Description of the task — Please retype the data in full and exactly; the pictures are not part of the copy.

Supplied entries —
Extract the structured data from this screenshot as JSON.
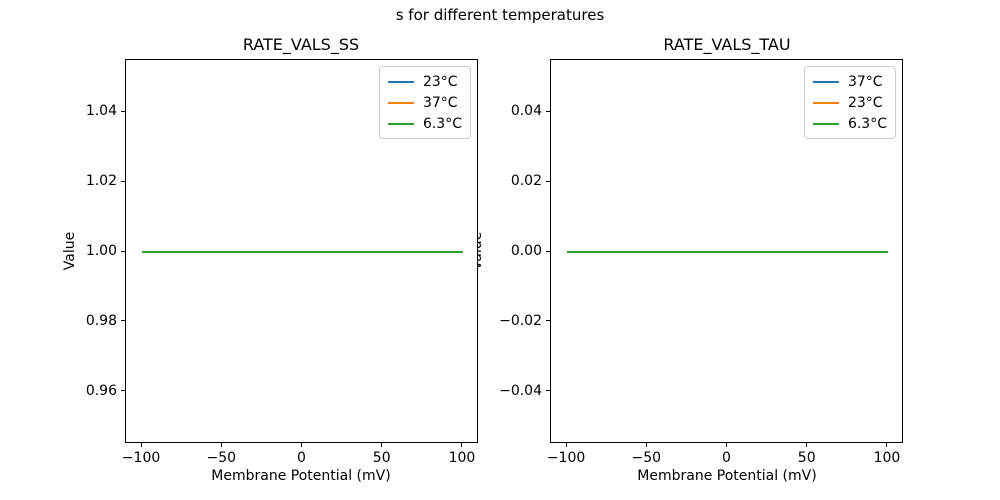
{
  "figure": {
    "suptitle": "s for different temperatures",
    "background": "#ffffff"
  },
  "chart_data": [
    {
      "type": "line",
      "title": "RATE_VALS_SS",
      "xlabel": "Membrane Potential (mV)",
      "ylabel": "Value",
      "xlim": [
        -110,
        110
      ],
      "ylim": [
        0.945,
        1.055
      ],
      "grid": false,
      "legend_position": "upper right",
      "xticks": [
        {
          "v": -100,
          "label": "−100"
        },
        {
          "v": -50,
          "label": "−50"
        },
        {
          "v": 0,
          "label": "0"
        },
        {
          "v": 50,
          "label": "50"
        },
        {
          "v": 100,
          "label": "100"
        }
      ],
      "yticks": [
        {
          "v": 0.96,
          "label": "0.96"
        },
        {
          "v": 0.98,
          "label": "0.98"
        },
        {
          "v": 1.0,
          "label": "1.00"
        },
        {
          "v": 1.02,
          "label": "1.02"
        },
        {
          "v": 1.04,
          "label": "1.04"
        }
      ],
      "legend": [
        {
          "label": "23°C",
          "color": "#1f77b4"
        },
        {
          "label": "37°C",
          "color": "#ff7f0e"
        },
        {
          "label": "6.3°C",
          "color": "#2ca02c"
        }
      ],
      "series": [
        {
          "name": "23°C",
          "color": "#1f77b4",
          "x": [
            -100,
            100
          ],
          "y": [
            1.0,
            1.0
          ]
        },
        {
          "name": "37°C",
          "color": "#ff7f0e",
          "x": [
            -100,
            100
          ],
          "y": [
            1.0,
            1.0
          ]
        },
        {
          "name": "6.3°C",
          "color": "#2ca02c",
          "x": [
            -100,
            100
          ],
          "y": [
            1.0,
            1.0
          ]
        }
      ]
    },
    {
      "type": "line",
      "title": "RATE_VALS_TAU",
      "xlabel": "Membrane Potential (mV)",
      "ylabel": "Value",
      "xlim": [
        -110,
        110
      ],
      "ylim": [
        -0.055,
        0.055
      ],
      "grid": false,
      "legend_position": "upper right",
      "xticks": [
        {
          "v": -100,
          "label": "−100"
        },
        {
          "v": -50,
          "label": "−50"
        },
        {
          "v": 0,
          "label": "0"
        },
        {
          "v": 50,
          "label": "50"
        },
        {
          "v": 100,
          "label": "100"
        }
      ],
      "yticks": [
        {
          "v": -0.04,
          "label": "−0.04"
        },
        {
          "v": -0.02,
          "label": "−0.02"
        },
        {
          "v": 0.0,
          "label": "0.00"
        },
        {
          "v": 0.02,
          "label": "0.02"
        },
        {
          "v": 0.04,
          "label": "0.04"
        }
      ],
      "legend": [
        {
          "label": "37°C",
          "color": "#1f77b4"
        },
        {
          "label": "23°C",
          "color": "#ff7f0e"
        },
        {
          "label": "6.3°C",
          "color": "#2ca02c"
        }
      ],
      "series": [
        {
          "name": "37°C",
          "color": "#1f77b4",
          "x": [
            -100,
            100
          ],
          "y": [
            0.0,
            0.0
          ]
        },
        {
          "name": "23°C",
          "color": "#ff7f0e",
          "x": [
            -100,
            100
          ],
          "y": [
            0.0,
            0.0
          ]
        },
        {
          "name": "6.3°C",
          "color": "#2ca02c",
          "x": [
            -100,
            100
          ],
          "y": [
            0.0,
            0.0
          ]
        }
      ]
    }
  ]
}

The completed task —
Extract the structured data from this screenshot as JSON.
{
  "figure": {
    "suptitle": "s for different temperatures",
    "background": "#ffffff"
  },
  "chart_data": [
    {
      "type": "line",
      "title": "RATE_VALS_SS",
      "xlabel": "Membrane Potential (mV)",
      "ylabel": "Value",
      "xlim": [
        -110,
        110
      ],
      "ylim": [
        0.945,
        1.055
      ],
      "grid": false,
      "legend_position": "upper right",
      "xticks": [
        {
          "v": -100,
          "label": "−100"
        },
        {
          "v": -50,
          "label": "−50"
        },
        {
          "v": 0,
          "label": "0"
        },
        {
          "v": 50,
          "label": "50"
        },
        {
          "v": 100,
          "label": "100"
        }
      ],
      "yticks": [
        {
          "v": 0.96,
          "label": "0.96"
        },
        {
          "v": 0.98,
          "label": "0.98"
        },
        {
          "v": 1.0,
          "label": "1.00"
        },
        {
          "v": 1.02,
          "label": "1.02"
        },
        {
          "v": 1.04,
          "label": "1.04"
        }
      ],
      "legend": [
        {
          "label": "23°C",
          "color": "#1f77b4"
        },
        {
          "label": "37°C",
          "color": "#ff7f0e"
        },
        {
          "label": "6.3°C",
          "color": "#2ca02c"
        }
      ],
      "series": [
        {
          "name": "23°C",
          "color": "#1f77b4",
          "x": [
            -100,
            100
          ],
          "y": [
            1.0,
            1.0
          ]
        },
        {
          "name": "37°C",
          "color": "#ff7f0e",
          "x": [
            -100,
            100
          ],
          "y": [
            1.0,
            1.0
          ]
        },
        {
          "name": "6.3°C",
          "color": "#2ca02c",
          "x": [
            -100,
            100
          ],
          "y": [
            1.0,
            1.0
          ]
        }
      ]
    },
    {
      "type": "line",
      "title": "RATE_VALS_TAU",
      "xlabel": "Membrane Potential (mV)",
      "ylabel": "Value",
      "xlim": [
        -110,
        110
      ],
      "ylim": [
        -0.055,
        0.055
      ],
      "grid": false,
      "legend_position": "upper right",
      "xticks": [
        {
          "v": -100,
          "label": "−100"
        },
        {
          "v": -50,
          "label": "−50"
        },
        {
          "v": 0,
          "label": "0"
        },
        {
          "v": 50,
          "label": "50"
        },
        {
          "v": 100,
          "label": "100"
        }
      ],
      "yticks": [
        {
          "v": -0.04,
          "label": "−0.04"
        },
        {
          "v": -0.02,
          "label": "−0.02"
        },
        {
          "v": 0.0,
          "label": "0.00"
        },
        {
          "v": 0.02,
          "label": "0.02"
        },
        {
          "v": 0.04,
          "label": "0.04"
        }
      ],
      "legend": [
        {
          "label": "37°C",
          "color": "#1f77b4"
        },
        {
          "label": "23°C",
          "color": "#ff7f0e"
        },
        {
          "label": "6.3°C",
          "color": "#2ca02c"
        }
      ],
      "series": [
        {
          "name": "37°C",
          "color": "#1f77b4",
          "x": [
            -100,
            100
          ],
          "y": [
            0.0,
            0.0
          ]
        },
        {
          "name": "23°C",
          "color": "#ff7f0e",
          "x": [
            -100,
            100
          ],
          "y": [
            0.0,
            0.0
          ]
        },
        {
          "name": "6.3°C",
          "color": "#2ca02c",
          "x": [
            -100,
            100
          ],
          "y": [
            0.0,
            0.0
          ]
        }
      ]
    }
  ]
}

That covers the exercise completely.